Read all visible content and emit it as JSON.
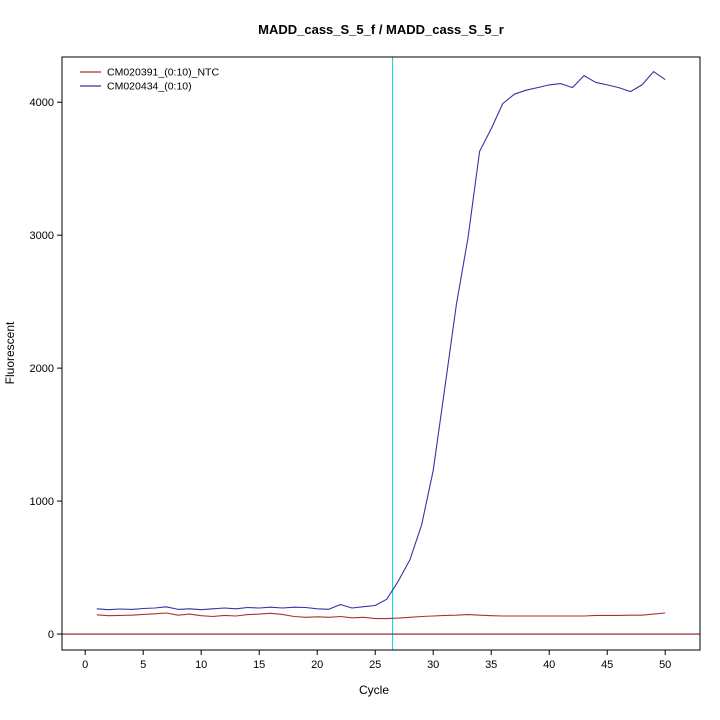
{
  "chart_data": {
    "type": "line",
    "title": "MADD_cass_S_5_f / MADD_cass_S_5_r",
    "xlabel": "Cycle",
    "ylabel": "Fluorescent",
    "xlim": [
      -2,
      53
    ],
    "ylim": [
      -120,
      4340
    ],
    "x_ticks": [
      0,
      5,
      10,
      15,
      20,
      25,
      30,
      35,
      40,
      45,
      50
    ],
    "y_ticks": [
      0,
      1000,
      2000,
      3000,
      4000
    ],
    "grid": false,
    "legend_position": "top-left",
    "threshold_line_y": 0,
    "threshold_color": "#8b1a1a",
    "ct_marker_x": 26.5,
    "ct_marker_color": "#00d5d5",
    "box_color": "#000000",
    "x": [
      1,
      2,
      3,
      4,
      5,
      6,
      7,
      8,
      9,
      10,
      11,
      12,
      13,
      14,
      15,
      16,
      17,
      18,
      19,
      20,
      21,
      22,
      23,
      24,
      25,
      26,
      27,
      28,
      29,
      30,
      31,
      32,
      33,
      34,
      35,
      36,
      37,
      38,
      39,
      40,
      41,
      42,
      43,
      44,
      45,
      46,
      47,
      48,
      49,
      50
    ],
    "series": [
      {
        "name": "CM020391_(0:10)_NTC",
        "color": "#a53535",
        "values": [
          145,
          138,
          140,
          142,
          148,
          152,
          158,
          142,
          150,
          138,
          132,
          140,
          136,
          146,
          150,
          156,
          148,
          132,
          126,
          130,
          126,
          132,
          122,
          126,
          116,
          116,
          120,
          126,
          132,
          136,
          140,
          142,
          146,
          142,
          138,
          136,
          136,
          136,
          136,
          136,
          136,
          136,
          136,
          140,
          140,
          140,
          142,
          142,
          150,
          158
        ]
      },
      {
        "name": "CM020434_(0:10)",
        "color": "#3434a4",
        "values": [
          190,
          183,
          188,
          185,
          192,
          196,
          205,
          185,
          190,
          183,
          190,
          196,
          190,
          200,
          196,
          202,
          196,
          202,
          200,
          190,
          186,
          222,
          196,
          206,
          215,
          262,
          400,
          560,
          820,
          1230,
          1850,
          2480,
          2980,
          3630,
          3800,
          3990,
          4060,
          4090,
          4110,
          4130,
          4140,
          4110,
          4200,
          4150,
          4130,
          4110,
          4080,
          4130,
          4230,
          4170
        ]
      }
    ]
  }
}
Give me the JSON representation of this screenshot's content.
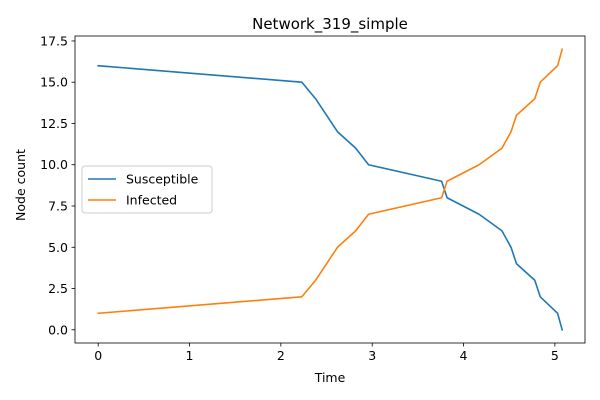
{
  "chart_data": {
    "type": "line",
    "title": "Network_319_simple",
    "xlabel": "Time",
    "ylabel": "Node count",
    "xlim": [
      -0.254,
      5.33
    ],
    "ylim": [
      -0.8,
      17.8
    ],
    "xticks": [
      0,
      1,
      2,
      3,
      4,
      5
    ],
    "xtick_labels": [
      "0",
      "1",
      "2",
      "3",
      "4",
      "5"
    ],
    "yticks": [
      0,
      2.5,
      5,
      7.5,
      10,
      12.5,
      15,
      17.5
    ],
    "ytick_labels": [
      "0.0",
      "2.5",
      "5.0",
      "7.5",
      "10.0",
      "12.5",
      "15.0",
      "17.5"
    ],
    "grid": false,
    "legend_position": "center-left",
    "series": [
      {
        "name": "Susceptible",
        "color": "#1f77b4",
        "x": [
          0,
          2.23,
          2.38,
          2.5,
          2.62,
          2.82,
          2.96,
          3.76,
          3.82,
          4.17,
          4.42,
          4.52,
          4.58,
          4.78,
          4.84,
          5.03,
          5.08
        ],
        "y": [
          16,
          15,
          14,
          13,
          12,
          11,
          10,
          9,
          8,
          7,
          6,
          5,
          4,
          3,
          2,
          1,
          0
        ]
      },
      {
        "name": "Infected",
        "color": "#ff7f0e",
        "x": [
          0,
          2.23,
          2.38,
          2.5,
          2.62,
          2.82,
          2.96,
          3.76,
          3.82,
          4.17,
          4.42,
          4.52,
          4.58,
          4.78,
          4.84,
          5.03,
          5.08
        ],
        "y": [
          1,
          2,
          3,
          4,
          5,
          6,
          7,
          8,
          9,
          10,
          11,
          12,
          13,
          14,
          15,
          16,
          17
        ]
      }
    ]
  }
}
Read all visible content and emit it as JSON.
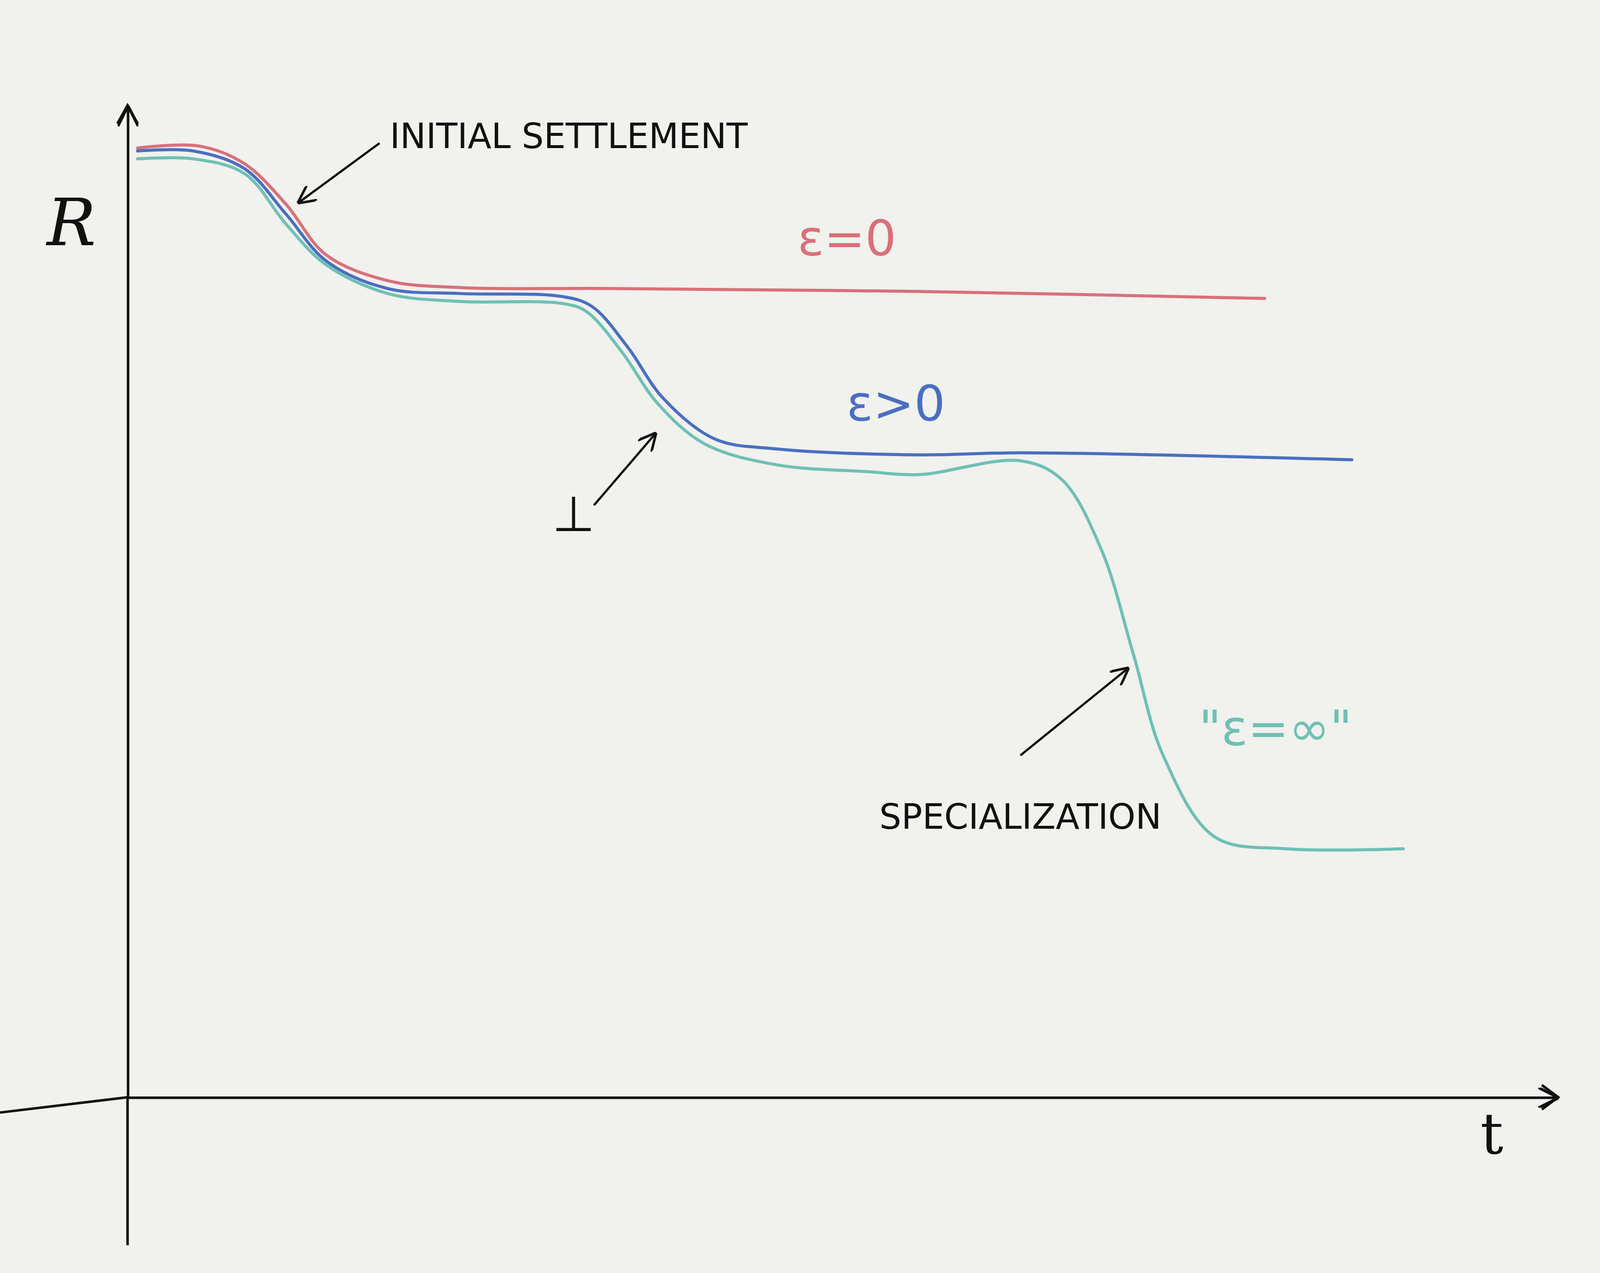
{
  "chart_data": {
    "type": "line",
    "x_label": "t",
    "y_label": "R",
    "xlim": [
      0,
      100
    ],
    "ylim": [
      0,
      100
    ],
    "tick_labels": false,
    "series": [
      {
        "name": "ε=0",
        "color": "#d9707a",
        "x": [
          0.7,
          5,
          8.2,
          11.1,
          13.9,
          18.2,
          23.2,
          33.9,
          55.4,
          79.6
        ],
        "values": [
          95.9,
          96.1,
          94.3,
          90.2,
          85.1,
          82.5,
          81.8,
          81.7,
          81.4,
          80.7
        ]
      },
      {
        "name": "ε>0",
        "color": "#4a6fc0",
        "x": [
          0.7,
          4.6,
          8.2,
          11.1,
          13.9,
          18.2,
          23.2,
          30.4,
          32.5,
          35,
          37.5,
          41.1,
          45.4,
          55.4,
          62.5,
          85.7
        ],
        "values": [
          95.6,
          95.6,
          93.8,
          89.2,
          84.5,
          81.7,
          81.2,
          80.9,
          79.9,
          75.8,
          70.6,
          66.5,
          65.5,
          64.9,
          65.1,
          64.4
        ]
      },
      {
        "name": "\"ε=∞\"",
        "color": "#6fc0b5",
        "x": [
          0.7,
          4.6,
          8.2,
          11.1,
          13.9,
          18.2,
          23.2,
          30.4,
          32.1,
          34.6,
          37.1,
          40.4,
          45.4,
          51.8,
          55.4,
          62.5,
          65.4,
          68.2,
          70.4,
          72.5,
          76.1,
          81.1,
          89.3
        ],
        "values": [
          94.8,
          94.8,
          93.3,
          88.2,
          84.1,
          81.2,
          80.4,
          80.2,
          79.4,
          75.3,
          70.1,
          66,
          63.9,
          63.2,
          62.9,
          64.3,
          62.4,
          55.2,
          44.8,
          34.5,
          26.3,
          25.1,
          25.1
        ]
      }
    ],
    "annotations": [
      "INITIAL SETTLEMENT",
      "⊥",
      "SPECIALIZATION"
    ]
  }
}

• **Problem statement**
Extract all the entries word for word; omit any pictures.

• **Reply**
Read all visible content and emit it as JSON.
{
  "chart_data": {
    "type": "line",
    "title": "MADD_cass_S_5_f / MADD_cass_S_5_r",
    "xlabel": "Cycle",
    "ylabel": "Fluorescent",
    "xlim": [
      -2,
      53
    ],
    "ylim": [
      -120,
      4340
    ],
    "x_ticks": [
      0,
      5,
      10,
      15,
      20,
      25,
      30,
      35,
      40,
      45,
      50
    ],
    "y_ticks": [
      0,
      1000,
      2000,
      3000,
      4000
    ],
    "grid": false,
    "legend_position": "top-left",
    "threshold_line_y": 0,
    "threshold_color": "#8b1a1a",
    "ct_marker_x": 26.5,
    "ct_marker_color": "#00d5d5",
    "box_color": "#000000",
    "x": [
      1,
      2,
      3,
      4,
      5,
      6,
      7,
      8,
      9,
      10,
      11,
      12,
      13,
      14,
      15,
      16,
      17,
      18,
      19,
      20,
      21,
      22,
      23,
      24,
      25,
      26,
      27,
      28,
      29,
      30,
      31,
      32,
      33,
      34,
      35,
      36,
      37,
      38,
      39,
      40,
      41,
      42,
      43,
      44,
      45,
      46,
      47,
      48,
      49,
      50
    ],
    "series": [
      {
        "name": "CM020391_(0:10)_NTC",
        "color": "#a53535",
        "values": [
          145,
          138,
          140,
          142,
          148,
          152,
          158,
          142,
          150,
          138,
          132,
          140,
          136,
          146,
          150,
          156,
          148,
          132,
          126,
          130,
          126,
          132,
          122,
          126,
          116,
          116,
          120,
          126,
          132,
          136,
          140,
          142,
          146,
          142,
          138,
          136,
          136,
          136,
          136,
          136,
          136,
          136,
          136,
          140,
          140,
          140,
          142,
          142,
          150,
          158
        ]
      },
      {
        "name": "CM020434_(0:10)",
        "color": "#3434a4",
        "values": [
          190,
          183,
          188,
          185,
          192,
          196,
          205,
          185,
          190,
          183,
          190,
          196,
          190,
          200,
          196,
          202,
          196,
          202,
          200,
          190,
          186,
          222,
          196,
          206,
          215,
          262,
          400,
          560,
          820,
          1230,
          1850,
          2480,
          2980,
          3630,
          3800,
          3990,
          4060,
          4090,
          4110,
          4130,
          4140,
          4110,
          4200,
          4150,
          4130,
          4110,
          4080,
          4130,
          4230,
          4170
        ]
      }
    ]
  }
}
Give me the JSON representation of this screenshot's content.
{
  "chart_data": {
    "type": "line",
    "title": "Network_319_simple",
    "xlabel": "Time",
    "ylabel": "Node count",
    "xlim": [
      -0.254,
      5.33
    ],
    "ylim": [
      -0.8,
      17.8
    ],
    "xticks": [
      0,
      1,
      2,
      3,
      4,
      5
    ],
    "xtick_labels": [
      "0",
      "1",
      "2",
      "3",
      "4",
      "5"
    ],
    "yticks": [
      0,
      2.5,
      5,
      7.5,
      10,
      12.5,
      15,
      17.5
    ],
    "ytick_labels": [
      "0.0",
      "2.5",
      "5.0",
      "7.5",
      "10.0",
      "12.5",
      "15.0",
      "17.5"
    ],
    "grid": false,
    "legend_position": "center-left",
    "series": [
      {
        "name": "Susceptible",
        "color": "#1f77b4",
        "x": [
          0,
          2.23,
          2.38,
          2.5,
          2.62,
          2.82,
          2.96,
          3.76,
          3.82,
          4.17,
          4.42,
          4.52,
          4.58,
          4.78,
          4.84,
          5.03,
          5.08
        ],
        "y": [
          16,
          15,
          14,
          13,
          12,
          11,
          10,
          9,
          8,
          7,
          6,
          5,
          4,
          3,
          2,
          1,
          0
        ]
      },
      {
        "name": "Infected",
        "color": "#ff7f0e",
        "x": [
          0,
          2.23,
          2.38,
          2.5,
          2.62,
          2.82,
          2.96,
          3.76,
          3.82,
          4.17,
          4.42,
          4.52,
          4.58,
          4.78,
          4.84,
          5.03,
          5.08
        ],
        "y": [
          1,
          2,
          3,
          4,
          5,
          6,
          7,
          8,
          9,
          10,
          11,
          12,
          13,
          14,
          15,
          16,
          17
        ]
      }
    ]
  }
}
Read all visible content and emit it as JSON.
{
  "chart_data": {
    "type": "line",
    "x_label": "t",
    "y_label": "R",
    "xlim": [
      0,
      100
    ],
    "ylim": [
      0,
      100
    ],
    "tick_labels": false,
    "series": [
      {
        "name": "ε=0",
        "color": "#d9707a",
        "x": [
          0.7,
          5,
          8.2,
          11.1,
          13.9,
          18.2,
          23.2,
          33.9,
          55.4,
          79.6
        ],
        "values": [
          95.9,
          96.1,
          94.3,
          90.2,
          85.1,
          82.5,
          81.8,
          81.7,
          81.4,
          80.7
        ]
      },
      {
        "name": "ε>0",
        "color": "#4a6fc0",
        "x": [
          0.7,
          4.6,
          8.2,
          11.1,
          13.9,
          18.2,
          23.2,
          30.4,
          32.5,
          35,
          37.5,
          41.1,
          45.4,
          55.4,
          62.5,
          85.7
        ],
        "values": [
          95.6,
          95.6,
          93.8,
          89.2,
          84.5,
          81.7,
          81.2,
          80.9,
          79.9,
          75.8,
          70.6,
          66.5,
          65.5,
          64.9,
          65.1,
          64.4
        ]
      },
      {
        "name": "\"ε=∞\"",
        "color": "#6fc0b5",
        "x": [
          0.7,
          4.6,
          8.2,
          11.1,
          13.9,
          18.2,
          23.2,
          30.4,
          32.1,
          34.6,
          37.1,
          40.4,
          45.4,
          51.8,
          55.4,
          62.5,
          65.4,
          68.2,
          70.4,
          72.5,
          76.1,
          81.1,
          89.3
        ],
        "values": [
          94.8,
          94.8,
          93.3,
          88.2,
          84.1,
          81.2,
          80.4,
          80.2,
          79.4,
          75.3,
          70.1,
          66,
          63.9,
          63.2,
          62.9,
          64.3,
          62.4,
          55.2,
          44.8,
          34.5,
          26.3,
          25.1,
          25.1
        ]
      }
    ],
    "annotations": [
      "INITIAL SETTLEMENT",
      "⊥",
      "SPECIALIZATION"
    ]
  }
}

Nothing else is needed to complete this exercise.